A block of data
[START]
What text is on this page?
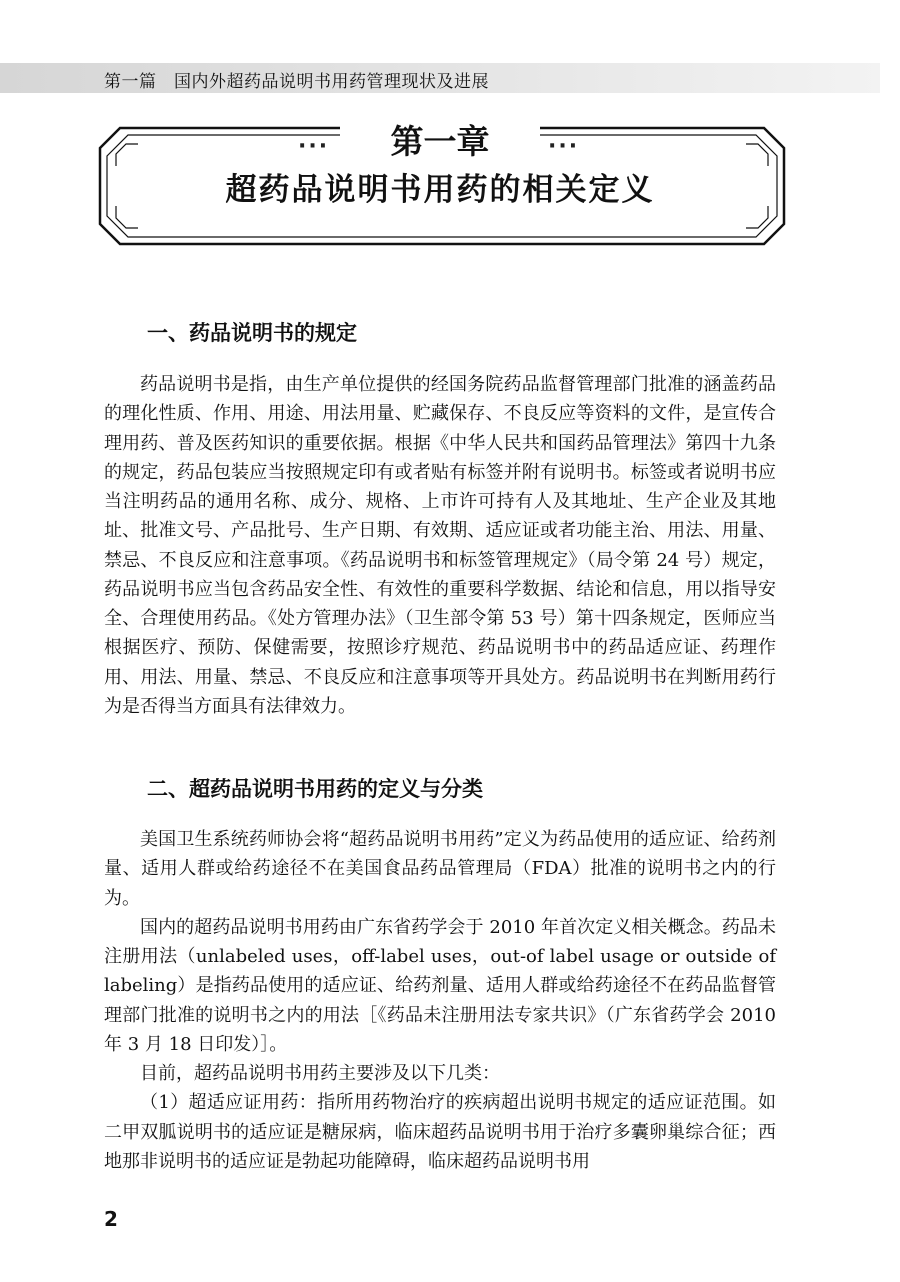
第一篇　国内外超药品说明书用药管理现状及进展
···	···
第一章
超药品说明书用药的相关定义
一、药品说明书的规定

药品说明书是指，由生产单位提供的经国务院药品监督管理部门批准的涵盖药品的理化性质、作用、用途、用法用量、贮藏保存、不良反应等资料的文件，是宣传合理用药、普及医药知识的重要依据。根据《中华人民共和国药品管理法》第四十九条的规定，药品包装应当按照规定印有或者贴有标签并附有说明书。标签或者说明书应当注明药品的通用名称、成分、规格、上市许可持有人及其地址、生产企业及其地址、批准文号、产品批号、生产日期、有效期、适应证或者功能主治、用法、用量、禁忌、不良反应和注意事项。《药品说明书和标签管理规定》（局令第 24 号）规定，药品说明书应当包含药品安全性、有效性的重要科学数据、结论和信息，用以指导安全、合理使用药品。《处方管理办法》（卫生部令第 53 号）第十四条规定，医师应当根据医疗、预防、保健需要，按照诊疗规范、药品说明书中的药品适应证、药理作用、用法、用量、禁忌、不良反应和注意事项等开具处方。药品说明书在判断用药行为是否得当方面具有法律效力。

二、超药品说明书用药的定义与分类

美国卫生系统药师协会将“超药品说明书用药”定义为药品使用的适应证、给药剂量、适用人群或给药途径不在美国食品药品管理局（FDA）批准的说明书之内的行为。

国内的超药品说明书用药由广东省药学会于 2010 年首次定义相关概念。药品未注册用法（unlabeled uses，off-label uses，out-of label usage or outside of labeling）是指药品使用的适应证、给药剂量、适用人群或给药途径不在药品监督管理部门批准的说明书之内的用法［《药品未注册用法专家共识》（广东省药学会 2010 年 3 月 18 日印发）］。

目前，超药品说明书用药主要涉及以下几类：

（1）超适应证用药：指所用药物治疗的疾病超出说明书规定的适应证范围。如二甲双胍说明书的适应证是糖尿病，临床超药品说明书用于治疗多囊卵巢综合征；西地那非说明书的适应证是勃起功能障碍，临床超药品说明书用

2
[END]
**Stated goal**. Transcribe all of the material exactly, leaving out whatever pictures it contains.

**Correct output**.
What text is on this page?
第一篇　国内外超药品说明书用药管理现状及进展
···	···
第一章
超药品说明书用药的相关定义
一、药品说明书的规定

药品说明书是指，由生产单位提供的经国务院药品监督管理部门批准的涵盖药品的理化性质、作用、用途、用法用量、贮藏保存、不良反应等资料的文件，是宣传合理用药、普及医药知识的重要依据。根据《中华人民共和国药品管理法》第四十九条的规定，药品包装应当按照规定印有或者贴有标签并附有说明书。标签或者说明书应当注明药品的通用名称、成分、规格、上市许可持有人及其地址、生产企业及其地址、批准文号、产品批号、生产日期、有效期、适应证或者功能主治、用法、用量、禁忌、不良反应和注意事项。《药品说明书和标签管理规定》（局令第 24 号）规定，药品说明书应当包含药品安全性、有效性的重要科学数据、结论和信息，用以指导安全、合理使用药品。《处方管理办法》（卫生部令第 53 号）第十四条规定，医师应当根据医疗、预防、保健需要，按照诊疗规范、药品说明书中的药品适应证、药理作用、用法、用量、禁忌、不良反应和注意事项等开具处方。药品说明书在判断用药行为是否得当方面具有法律效力。

二、超药品说明书用药的定义与分类

美国卫生系统药师协会将“超药品说明书用药”定义为药品使用的适应证、给药剂量、适用人群或给药途径不在美国食品药品管理局（FDA）批准的说明书之内的行为。

国内的超药品说明书用药由广东省药学会于 2010 年首次定义相关概念。药品未注册用法（unlabeled uses，off-label uses，out-of label usage or outside of labeling）是指药品使用的适应证、给药剂量、适用人群或给药途径不在药品监督管理部门批准的说明书之内的用法［《药品未注册用法专家共识》（广东省药学会 2010 年 3 月 18 日印发）］。

目前，超药品说明书用药主要涉及以下几类：

（1）超适应证用药：指所用药物治疗的疾病超出说明书规定的适应证范围。如二甲双胍说明书的适应证是糖尿病，临床超药品说明书用于治疗多囊卵巢综合征；西地那非说明书的适应证是勃起功能障碍，临床超药品说明书用

2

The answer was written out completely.